• _Task item_: How many lines of the data hold the word "Design"? State the number and nothing else.

• _Dataset records_:

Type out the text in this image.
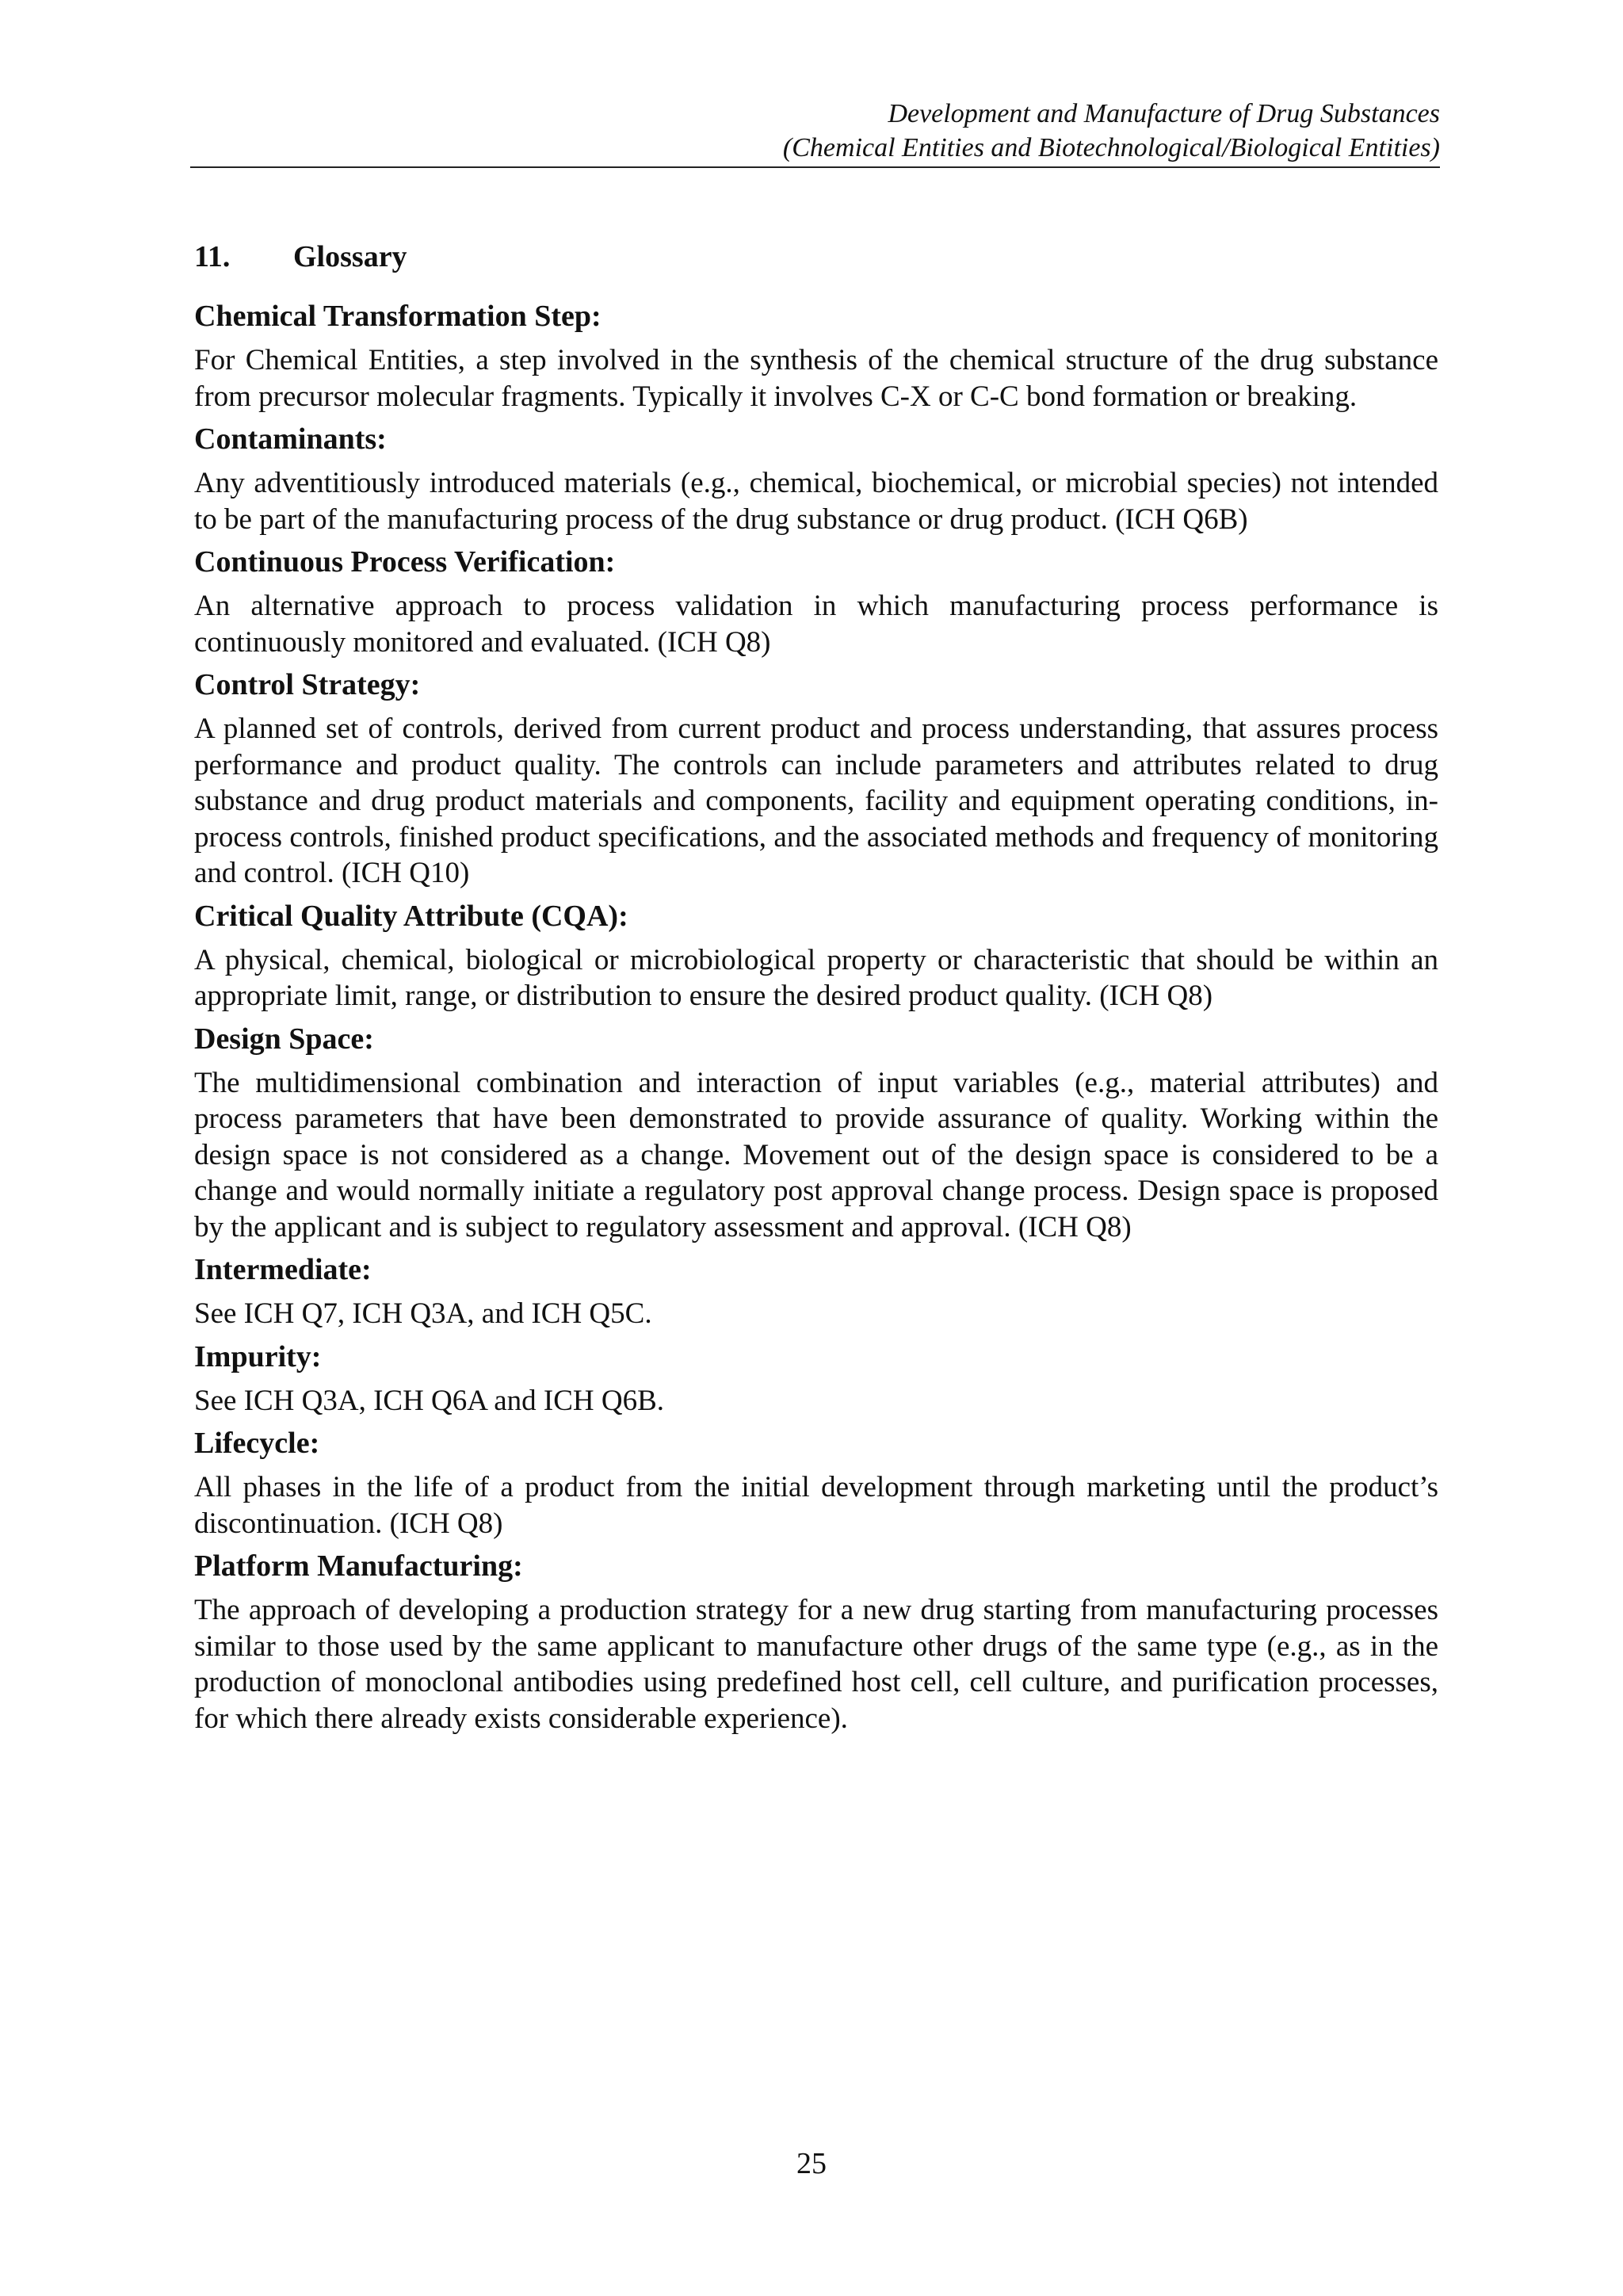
Development and Manufacture of Drug Substances
(Chemical Entities and Biotechnological/Biological Entities)
11. Glossary
Chemical Transformation Step:

For Chemical Entities, a step involved in the synthesis of the chemical structure of the drug substance from precursor molecular fragments. Typically it involves C-X or C-C bond formation or breaking.

Contaminants:

Any adventitiously introduced materials (e.g., chemical, biochemical, or microbial species) not intended to be part of the manufacturing process of the drug substance or drug product. (ICH Q6B)

Continuous Process Verification:

An alternative approach to process validation in which manufacturing process performance is continuously monitored and evaluated. (ICH Q8)

Control Strategy:

A planned set of controls, derived from current product and process understanding, that assures process performance and product quality. The controls can include parameters and attributes related to drug substance and drug product materials and components, facility and equipment operating conditions, in-process controls, finished product specifications, and the associated methods and frequency of monitoring and control. (ICH Q10)

Critical Quality Attribute (CQA):

A physical, chemical, biological or microbiological property or characteristic that should be within an appropriate limit, range, or distribution to ensure the desired product quality. (ICH Q8)

Design Space:

The multidimensional combination and interaction of input variables (e.g., material attributes) and process parameters that have been demonstrated to provide assurance of quality. Working within the design space is not considered as a change. Movement out of the design space is considered to be a change and would normally initiate a regulatory post approval change process. Design space is proposed by the applicant and is subject to regulatory assessment and approval. (ICH Q8)

Intermediate:

See ICH Q7, ICH Q3A, and ICH Q5C.

Impurity:

See ICH Q3A, ICH Q6A and ICH Q6B.

Lifecycle:

All phases in the life of a product from the initial development through marketing until the product’s discontinuation. (ICH Q8)

Platform Manufacturing:

The approach of developing a production strategy for a new drug starting from manufacturing processes similar to those used by the same applicant to manufacture other drugs of the same type (e.g., as in the production of monoclonal antibodies using predefined host cell, cell culture, and purification processes, for which there already exists considerable experience).

25
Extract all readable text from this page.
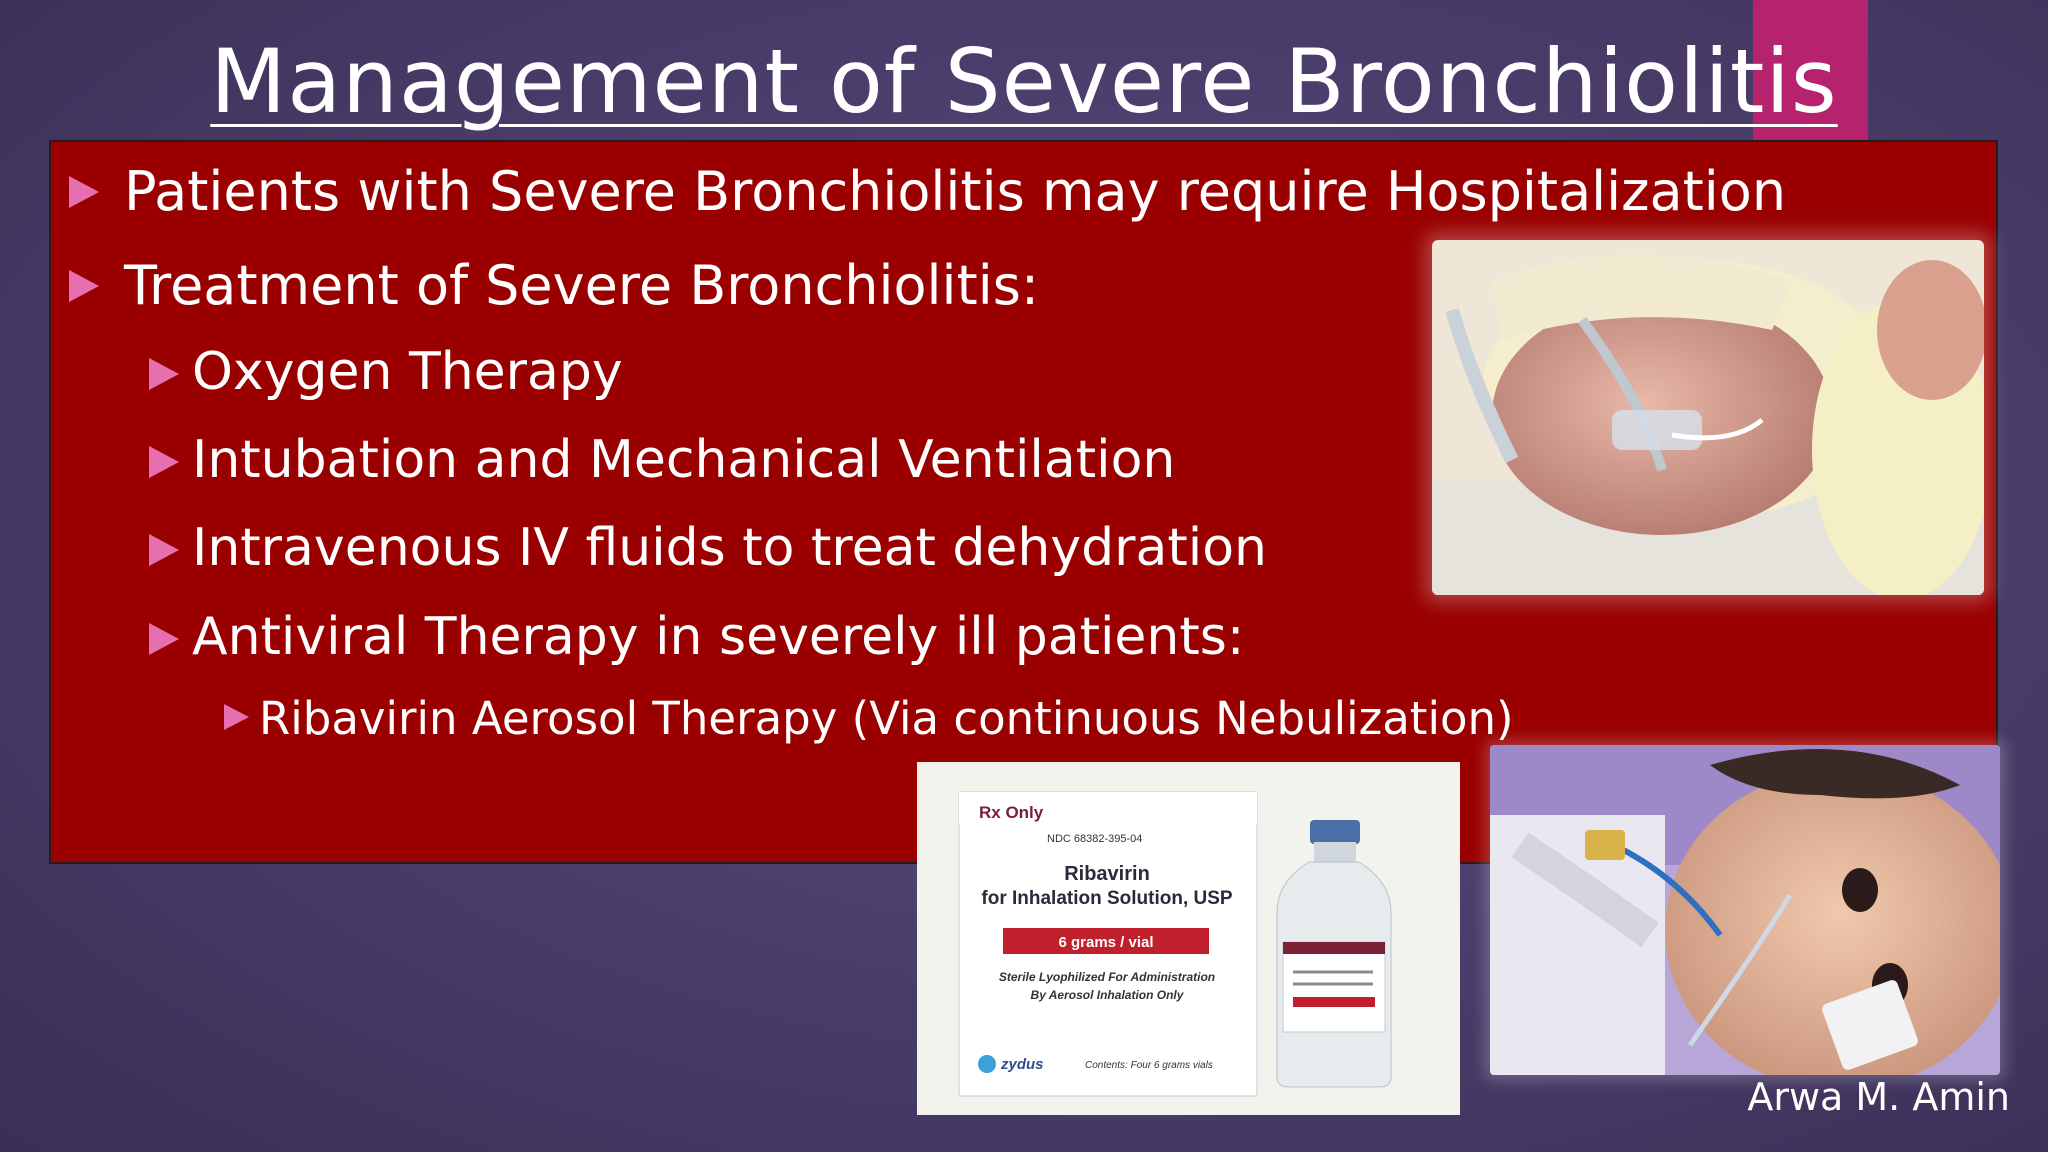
Management of Severe Bronchiolitis
Patients with Severe Bronchiolitis may require Hospitalization
Treatment of Severe Bronchiolitis:
Oxygen Therapy
Intubation and Mechanical Ventilation
Intravenous IV fluids to treat dehydration
Antiviral Therapy in severely ill patients:
Ribavirin Aerosol Therapy (Via continuous Nebulization)
Rx Only
NDC 68382-395-04
Ribavirin
for Inhalation Solution, USP
6 grams / vial
Sterile Lyophilized For Administration
By Aerosol Inhalation Only
zydus	Contents: Four 6 grams vials
Arwa M. Amin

• _Solution below_: 2